>> start
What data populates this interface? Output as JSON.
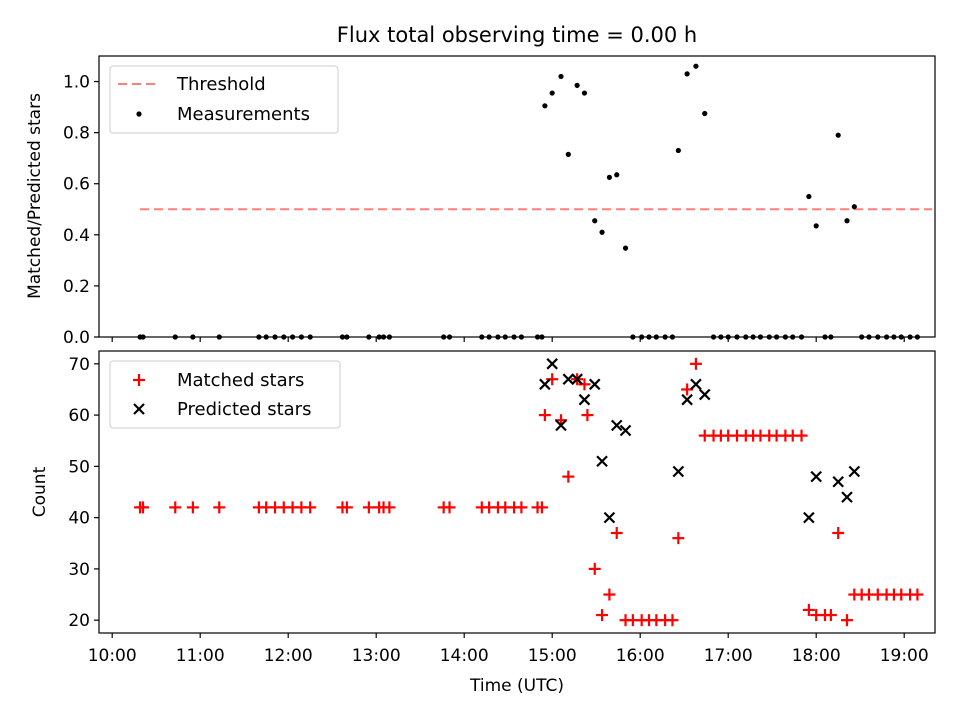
{
  "figure": {
    "title": "Flux total observing time = 0.00 h"
  },
  "chart_data": [
    {
      "type": "scatter",
      "ylabel": "Matched/Predicted stars",
      "xlabel": "",
      "ylim": [
        0,
        1.1
      ],
      "xlim_hours": [
        9.85,
        19.35
      ],
      "yticks": [
        0.0,
        0.2,
        0.4,
        0.6,
        0.8,
        1.0
      ],
      "ytick_labels": [
        "0.0",
        "0.2",
        "0.4",
        "0.6",
        "0.8",
        "1.0"
      ],
      "legend_position": "upper-left",
      "colors": {
        "threshold": "#ff7f7f",
        "measurements": "#000000"
      },
      "threshold": {
        "name": "Threshold",
        "value": 0.5,
        "x_range": [
          "10:19",
          "19:19"
        ]
      },
      "series": [
        {
          "name": "Measurements",
          "points": [
            [
              "10:19",
              0
            ],
            [
              "10:21",
              0
            ],
            [
              "10:43",
              0
            ],
            [
              "10:55",
              0
            ],
            [
              "11:13",
              0
            ],
            [
              "11:40",
              0
            ],
            [
              "11:45",
              0
            ],
            [
              "11:51",
              0
            ],
            [
              "11:57",
              0
            ],
            [
              "12:03",
              0
            ],
            [
              "12:09",
              0
            ],
            [
              "12:15",
              0
            ],
            [
              "12:37",
              0
            ],
            [
              "12:40",
              0
            ],
            [
              "12:55",
              0
            ],
            [
              "13:02",
              0
            ],
            [
              "13:05",
              0
            ],
            [
              "13:09",
              0
            ],
            [
              "13:46",
              0
            ],
            [
              "13:50",
              0
            ],
            [
              "14:12",
              0
            ],
            [
              "14:17",
              0
            ],
            [
              "14:23",
              0
            ],
            [
              "14:28",
              0
            ],
            [
              "14:34",
              0
            ],
            [
              "14:39",
              0
            ],
            [
              "14:50",
              0
            ],
            [
              "14:53",
              0
            ],
            [
              "14:55",
              0.905
            ],
            [
              "15:00",
              0.955
            ],
            [
              "15:06",
              1.02
            ],
            [
              "15:11",
              0.715
            ],
            [
              "15:17",
              0.985
            ],
            [
              "15:22",
              0.955
            ],
            [
              "15:29",
              0.455
            ],
            [
              "15:34",
              0.41
            ],
            [
              "15:39",
              0.625
            ],
            [
              "15:44",
              0.635
            ],
            [
              "15:50",
              0.348
            ],
            [
              "15:55",
              0
            ],
            [
              "16:01",
              0
            ],
            [
              "16:06",
              0
            ],
            [
              "16:11",
              0
            ],
            [
              "16:17",
              0
            ],
            [
              "16:22",
              0
            ],
            [
              "16:26",
              0.73
            ],
            [
              "16:32",
              1.03
            ],
            [
              "16:38",
              1.06
            ],
            [
              "16:44",
              0.875
            ],
            [
              "16:50",
              0
            ],
            [
              "16:55",
              0
            ],
            [
              "17:00",
              0
            ],
            [
              "17:06",
              0
            ],
            [
              "17:12",
              0
            ],
            [
              "17:17",
              0
            ],
            [
              "17:22",
              0
            ],
            [
              "17:28",
              0
            ],
            [
              "17:33",
              0
            ],
            [
              "17:39",
              0
            ],
            [
              "17:44",
              0
            ],
            [
              "17:50",
              0
            ],
            [
              "17:55",
              0.55
            ],
            [
              "18:00",
              0.435
            ],
            [
              "18:06",
              0
            ],
            [
              "18:10",
              0
            ],
            [
              "18:15",
              0.79
            ],
            [
              "18:21",
              0.455
            ],
            [
              "18:26",
              0.51
            ],
            [
              "18:31",
              0
            ],
            [
              "18:36",
              0
            ],
            [
              "18:42",
              0
            ],
            [
              "18:48",
              0
            ],
            [
              "18:53",
              0
            ],
            [
              "18:58",
              0
            ],
            [
              "19:04",
              0
            ],
            [
              "19:09",
              0
            ]
          ]
        }
      ]
    },
    {
      "type": "scatter",
      "xlabel": "Time (UTC)",
      "ylabel": "Count",
      "ylim": [
        17.5,
        72.5
      ],
      "xlim_hours": [
        9.85,
        19.35
      ],
      "xticks": [
        "10:00",
        "11:00",
        "12:00",
        "13:00",
        "14:00",
        "15:00",
        "16:00",
        "17:00",
        "18:00",
        "19:00"
      ],
      "yticks": [
        20,
        30,
        40,
        50,
        60,
        70
      ],
      "ytick_labels": [
        "20",
        "30",
        "40",
        "50",
        "60",
        "70"
      ],
      "legend_position": "upper-left",
      "colors": {
        "matched": "#ff0000",
        "predicted": "#000000"
      },
      "series": [
        {
          "name": "Matched stars",
          "marker": "plus",
          "points": [
            [
              "10:19",
              42
            ],
            [
              "10:21",
              42
            ],
            [
              "10:43",
              42
            ],
            [
              "10:55",
              42
            ],
            [
              "11:13",
              42
            ],
            [
              "11:40",
              42
            ],
            [
              "11:45",
              42
            ],
            [
              "11:51",
              42
            ],
            [
              "11:57",
              42
            ],
            [
              "12:03",
              42
            ],
            [
              "12:09",
              42
            ],
            [
              "12:15",
              42
            ],
            [
              "12:37",
              42
            ],
            [
              "12:40",
              42
            ],
            [
              "12:55",
              42
            ],
            [
              "13:02",
              42
            ],
            [
              "13:05",
              42
            ],
            [
              "13:09",
              42
            ],
            [
              "13:46",
              42
            ],
            [
              "13:50",
              42
            ],
            [
              "14:12",
              42
            ],
            [
              "14:17",
              42
            ],
            [
              "14:23",
              42
            ],
            [
              "14:28",
              42
            ],
            [
              "14:34",
              42
            ],
            [
              "14:39",
              42
            ],
            [
              "14:50",
              42
            ],
            [
              "14:53",
              42
            ],
            [
              "14:55",
              60
            ],
            [
              "15:00",
              67
            ],
            [
              "15:06",
              59
            ],
            [
              "15:11",
              48
            ],
            [
              "15:17",
              67
            ],
            [
              "15:22",
              66
            ],
            [
              "15:24",
              60
            ],
            [
              "15:29",
              30
            ],
            [
              "15:34",
              21
            ],
            [
              "15:39",
              25
            ],
            [
              "15:44",
              37
            ],
            [
              "15:50",
              20
            ],
            [
              "15:55",
              20
            ],
            [
              "16:01",
              20
            ],
            [
              "16:06",
              20
            ],
            [
              "16:11",
              20
            ],
            [
              "16:17",
              20
            ],
            [
              "16:22",
              20
            ],
            [
              "16:26",
              36
            ],
            [
              "16:32",
              65
            ],
            [
              "16:38",
              70
            ],
            [
              "16:44",
              56
            ],
            [
              "16:50",
              56
            ],
            [
              "16:55",
              56
            ],
            [
              "17:00",
              56
            ],
            [
              "17:06",
              56
            ],
            [
              "17:12",
              56
            ],
            [
              "17:17",
              56
            ],
            [
              "17:22",
              56
            ],
            [
              "17:28",
              56
            ],
            [
              "17:33",
              56
            ],
            [
              "17:39",
              56
            ],
            [
              "17:44",
              56
            ],
            [
              "17:50",
              56
            ],
            [
              "17:55",
              22
            ],
            [
              "18:00",
              21
            ],
            [
              "18:06",
              21
            ],
            [
              "18:10",
              21
            ],
            [
              "18:15",
              37
            ],
            [
              "18:21",
              20
            ],
            [
              "18:26",
              25
            ],
            [
              "18:31",
              25
            ],
            [
              "18:36",
              25
            ],
            [
              "18:42",
              25
            ],
            [
              "18:48",
              25
            ],
            [
              "18:53",
              25
            ],
            [
              "18:58",
              25
            ],
            [
              "19:04",
              25
            ],
            [
              "19:09",
              25
            ]
          ]
        },
        {
          "name": "Predicted stars",
          "marker": "x",
          "points": [
            [
              "14:55",
              66
            ],
            [
              "15:00",
              70
            ],
            [
              "15:06",
              58
            ],
            [
              "15:11",
              67
            ],
            [
              "15:17",
              67
            ],
            [
              "15:22",
              63
            ],
            [
              "15:29",
              66
            ],
            [
              "15:34",
              51
            ],
            [
              "15:39",
              40
            ],
            [
              "15:44",
              58
            ],
            [
              "15:50",
              57
            ],
            [
              "16:26",
              49
            ],
            [
              "16:32",
              63
            ],
            [
              "16:38",
              66
            ],
            [
              "16:44",
              64
            ],
            [
              "17:55",
              40
            ],
            [
              "18:00",
              48
            ],
            [
              "18:15",
              47
            ],
            [
              "18:21",
              44
            ],
            [
              "18:26",
              49
            ]
          ]
        }
      ]
    }
  ]
}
>> end
The word "ylabel" may occur in lines of the records. Report how many such lines there are, giving only the number.

### Response
2